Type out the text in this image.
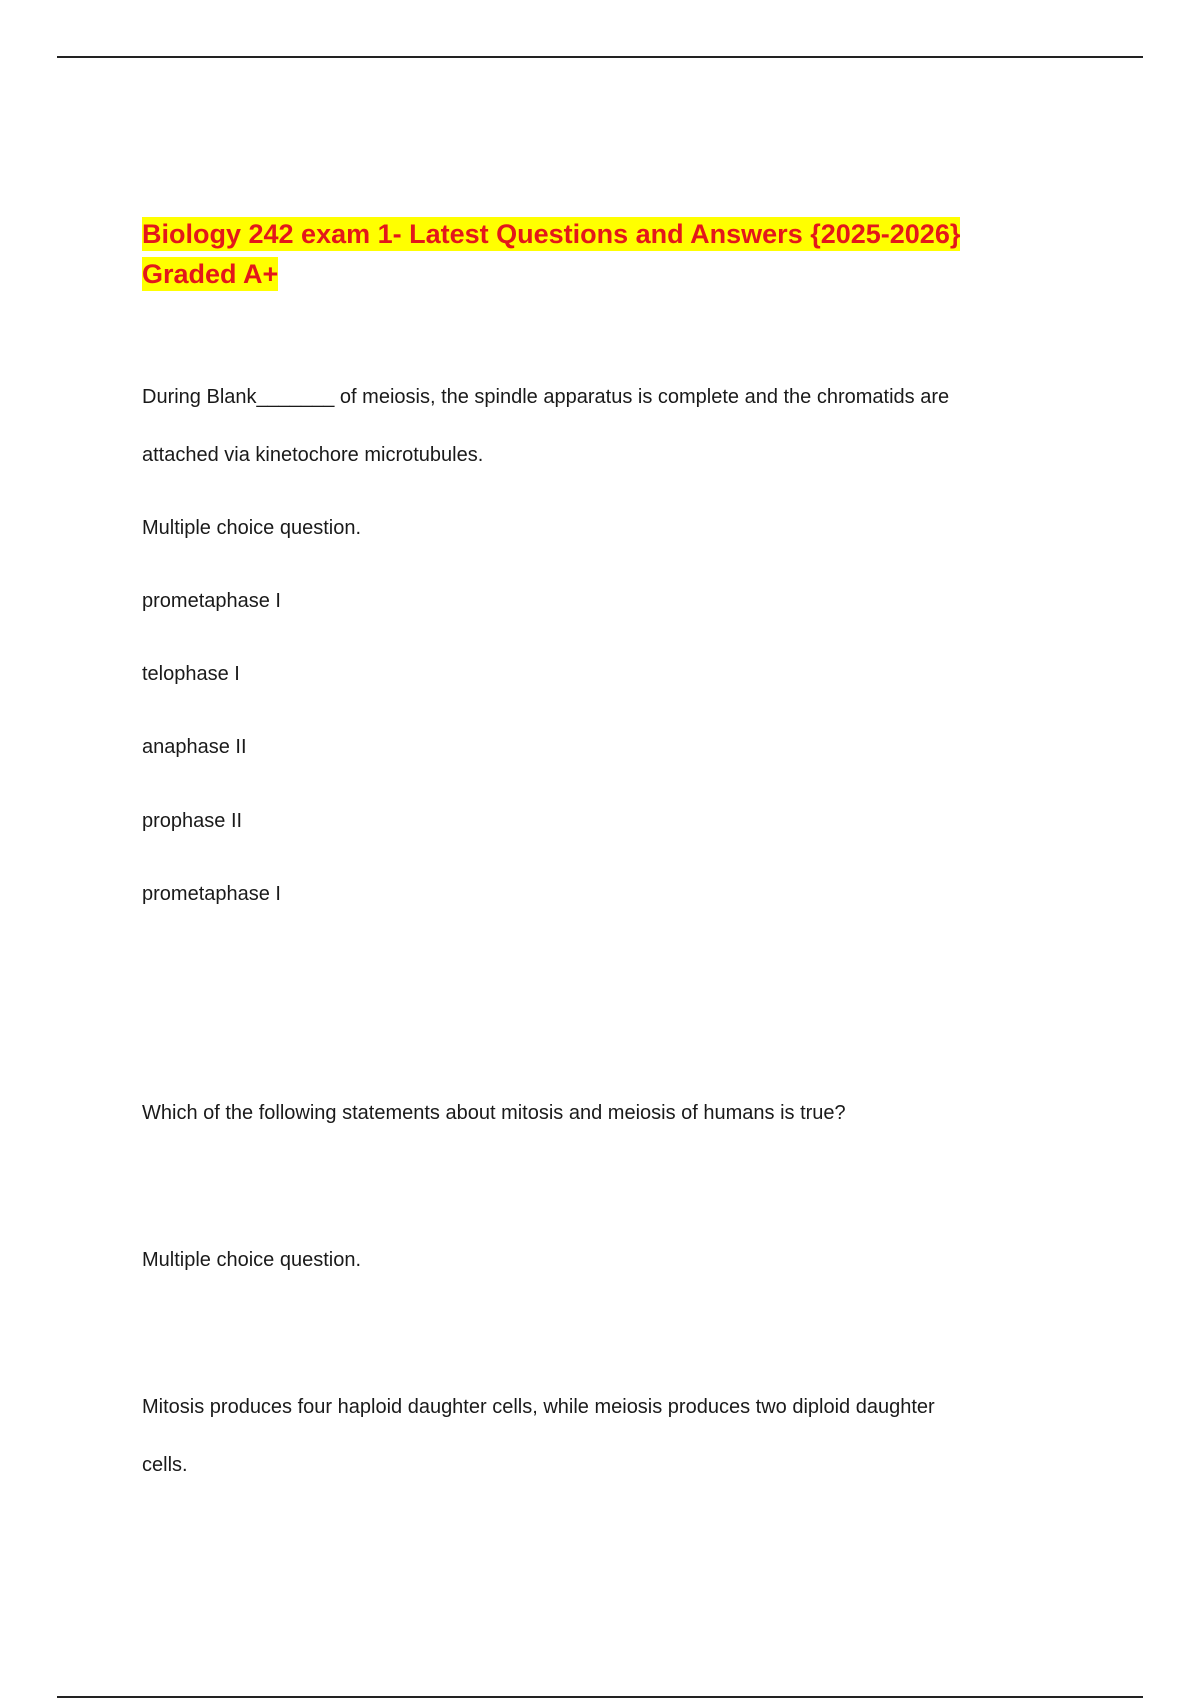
Biology 242 exam 1- Latest Questions and Answers {2025-2026} Graded A+

During Blank_______ of meiosis, the spindle apparatus is complete and the chromatids are

attached via kinetochore microtubules.

Multiple choice question.

prometaphase I

telophase I

anaphase II

prophase II

prometaphase I

Which of the following statements about mitosis and meiosis of humans is true?

Multiple choice question.

Mitosis produces four haploid daughter cells, while meiosis produces two diploid daughter

cells.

#### Exercise goal
Above are records with pictures; repeat them exactly, but without the pictures.

#### Answer to the problem
Type out the text in this image.
Biology 242 exam 1- Latest Questions and Answers {2025-2026} Graded A+

During Blank_______ of meiosis, the spindle apparatus is complete and the chromatids are

attached via kinetochore microtubules.

Multiple choice question.

prometaphase I

telophase I

anaphase II

prophase II

prometaphase I

Which of the following statements about mitosis and meiosis of humans is true?

Multiple choice question.

Mitosis produces four haploid daughter cells, while meiosis produces two diploid daughter

cells.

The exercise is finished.